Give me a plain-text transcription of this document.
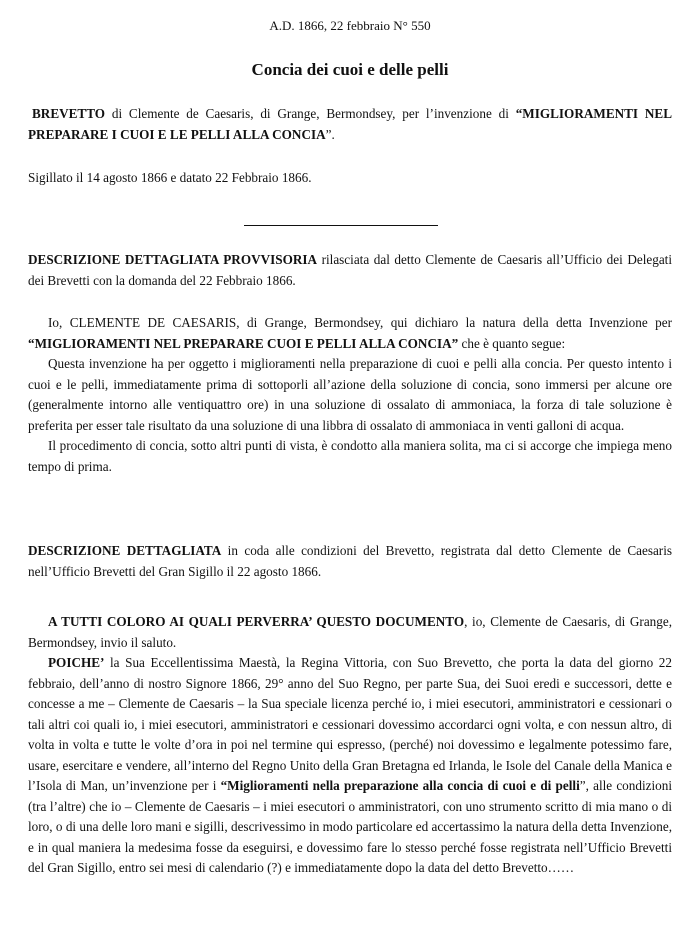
A.D. 1866, 22 febbraio N° 550
Concia dei cuoi e delle pelli

BREVETTO di Clemente de Caesaris, di Grange, Bermondsey, per l’invenzione di “MIGLIORAMENTI NEL PREPARARE I CUOI E LE PELLI ALLA CONCIA”.

Sigillato il 14 agosto 1866 e datato 22 Febbraio 1866.

DESCRIZIONE DETTAGLIATA PROVVISORIA rilasciata dal detto Clemente de Caesaris all’Ufficio dei Delegati dei Brevetti con la domanda del 22 Febbraio 1866.

Io, CLEMENTE DE CAESARIS, di Grange, Bermondsey, qui dichiaro la natura della detta Invenzione per “MIGLIORAMENTI NEL PREPARARE CUOI E PELLI ALLA CONCIA” che è quanto segue:

Questa invenzione ha per oggetto i miglioramenti nella preparazione di cuoi e pelli alla concia. Per questo intento i cuoi e le pelli, immediatamente prima di sottoporli all’azione della soluzione di concia, sono immersi per alcune ore (generalmente intorno alle ventiquattro ore) in una soluzione di ossalato di ammoniaca, la forza di tale soluzione è preferita per esser tale risultato da una soluzione di una libbra di ossalato di ammoniaca in venti galloni di acqua.

Il procedimento di concia, sotto altri punti di vista, è condotto alla maniera solita, ma ci si accorge che impiega meno tempo di prima.

DESCRIZIONE DETTAGLIATA in coda alle condizioni del Brevetto, registrata dal detto Clemente de Caesaris nell’Ufficio Brevetti del Gran Sigillo il 22 agosto 1866.

A TUTTI COLORO AI QUALI PERVERRA’ QUESTO DOCUMENTO, io, Clemente de Caesaris, di Grange, Bermondsey, invio il saluto.

POICHE’ la Sua Eccellentissima Maestà, la Regina Vittoria, con Suo Brevetto, che porta la data del giorno 22 febbraio, dell’anno di nostro Signore 1866, 29° anno del Suo Regno, per parte Sua, dei Suoi eredi e successori, dette e concesse a me – Clemente de Caesaris – la Sua speciale licenza perché io, i miei esecutori, amministratori e cessionari o tali altri coi quali io, i miei esecutori, amministratori e cessionari dovessimo accordarci ogni volta, e con nessun altro, di volta in volta e tutte le volte d’ora in poi nel termine qui espresso, (perché) noi dovessimo e legalmente potessimo fare, usare, esercitare e vendere, all’interno del Regno Unito della Gran Bretagna ed Irlanda, le Isole del Canale della Manica e l’Isola di Man, un’invenzione per i “Miglioramenti nella preparazione alla concia di cuoi e di pelli”, alle condizioni (tra l’altre) che io – Clemente de Caesaris – i miei esecutori o amministratori, con uno strumento scritto di mia mano o di loro, o di una delle loro mani e sigilli, descrivessimo in modo particolare ed accertassimo la natura della detta Invenzione, e in qual maniera la medesima fosse da eseguirsi, e dovessimo fare lo stesso perché fosse registrata nell’Ufficio Brevetti del Gran Sigillo, entro sei mesi di calendario (?) e immediatamente dopo la data del detto Brevetto……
###
» **OBJECTIVE**
Copy out all the records exactly, excluding pictures.

» **ANSWER TO THIS EXERCISE**
Give me a plain-text transcription of this document.
A.D. 1866, 22 febbraio N° 550
Concia dei cuoi e delle pelli

BREVETTO di Clemente de Caesaris, di Grange, Bermondsey, per l’invenzione di “MIGLIORAMENTI NEL PREPARARE I CUOI E LE PELLI ALLA CONCIA”.

Sigillato il 14 agosto 1866 e datato 22 Febbraio 1866.

DESCRIZIONE DETTAGLIATA PROVVISORIA rilasciata dal detto Clemente de Caesaris all’Ufficio dei Delegati dei Brevetti con la domanda del 22 Febbraio 1866.

Io, CLEMENTE DE CAESARIS, di Grange, Bermondsey, qui dichiaro la natura della detta Invenzione per “MIGLIORAMENTI NEL PREPARARE CUOI E PELLI ALLA CONCIA” che è quanto segue:

Questa invenzione ha per oggetto i miglioramenti nella preparazione di cuoi e pelli alla concia. Per questo intento i cuoi e le pelli, immediatamente prima di sottoporli all’azione della soluzione di concia, sono immersi per alcune ore (generalmente intorno alle ventiquattro ore) in una soluzione di ossalato di ammoniaca, la forza di tale soluzione è preferita per esser tale risultato da una soluzione di una libbra di ossalato di ammoniaca in venti galloni di acqua.

Il procedimento di concia, sotto altri punti di vista, è condotto alla maniera solita, ma ci si accorge che impiega meno tempo di prima.

DESCRIZIONE DETTAGLIATA in coda alle condizioni del Brevetto, registrata dal detto Clemente de Caesaris nell’Ufficio Brevetti del Gran Sigillo il 22 agosto 1866.

A TUTTI COLORO AI QUALI PERVERRA’ QUESTO DOCUMENTO, io, Clemente de Caesaris, di Grange, Bermondsey, invio il saluto.

POICHE’ la Sua Eccellentissima Maestà, la Regina Vittoria, con Suo Brevetto, che porta la data del giorno 22 febbraio, dell’anno di nostro Signore 1866, 29° anno del Suo Regno, per parte Sua, dei Suoi eredi e successori, dette e concesse a me – Clemente de Caesaris – la Sua speciale licenza perché io, i miei esecutori, amministratori e cessionari o tali altri coi quali io, i miei esecutori, amministratori e cessionari dovessimo accordarci ogni volta, e con nessun altro, di volta in volta e tutte le volte d’ora in poi nel termine qui espresso, (perché) noi dovessimo e legalmente potessimo fare, usare, esercitare e vendere, all’interno del Regno Unito della Gran Bretagna ed Irlanda, le Isole del Canale della Manica e l’Isola di Man, un’invenzione per i “Miglioramenti nella preparazione alla concia di cuoi e di pelli”, alle condizioni (tra l’altre) che io – Clemente de Caesaris – i miei esecutori o amministratori, con uno strumento scritto di mia mano o di loro, o di una delle loro mani e sigilli, descrivessimo in modo particolare ed accertassimo la natura della detta Invenzione, e in qual maniera la medesima fosse da eseguirsi, e dovessimo fare lo stesso perché fosse registrata nell’Ufficio Brevetti del Gran Sigillo, entro sei mesi di calendario (?) e immediatamente dopo la data del detto Brevetto……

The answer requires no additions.